Directions
What do the lines from the one containing "Transcribe the text in this document." through the end of the entries say? Quote them exactly, and only them.

(Data records)
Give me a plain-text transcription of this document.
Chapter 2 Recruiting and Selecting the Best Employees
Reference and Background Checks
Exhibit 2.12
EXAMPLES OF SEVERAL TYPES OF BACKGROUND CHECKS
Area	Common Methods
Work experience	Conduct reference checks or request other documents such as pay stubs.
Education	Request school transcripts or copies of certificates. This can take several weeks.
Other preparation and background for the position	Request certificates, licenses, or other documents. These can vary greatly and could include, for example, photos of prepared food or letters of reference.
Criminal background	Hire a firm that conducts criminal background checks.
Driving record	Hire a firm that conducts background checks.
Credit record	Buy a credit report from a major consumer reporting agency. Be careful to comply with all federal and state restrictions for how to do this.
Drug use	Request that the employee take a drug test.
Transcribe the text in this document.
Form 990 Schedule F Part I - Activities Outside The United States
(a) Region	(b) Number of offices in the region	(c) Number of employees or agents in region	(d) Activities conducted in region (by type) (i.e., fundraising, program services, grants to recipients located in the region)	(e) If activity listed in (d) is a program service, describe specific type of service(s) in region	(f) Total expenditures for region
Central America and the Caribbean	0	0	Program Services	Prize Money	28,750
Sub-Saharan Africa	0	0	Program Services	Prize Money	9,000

Correct answer
Transcribe the text in this document.
Form 990 Schedule F Part I - Activities Outside The United States
(a) Region	(b) Number of offices in the region	(c) Number of employees or agents in region	(d) Activities conducted in region (by type) (i.e., fundraising, program services, grants to recipients located in the region)	(e) If activity listed in (d) is a program service, describe specific type of service(s) in region	(f) Total expenditures for region
Central America and the Caribbean	0	0	Program Services	Prize Money	28,750
Sub-Saharan Africa	0	0	Program Services	Prize Money	9,000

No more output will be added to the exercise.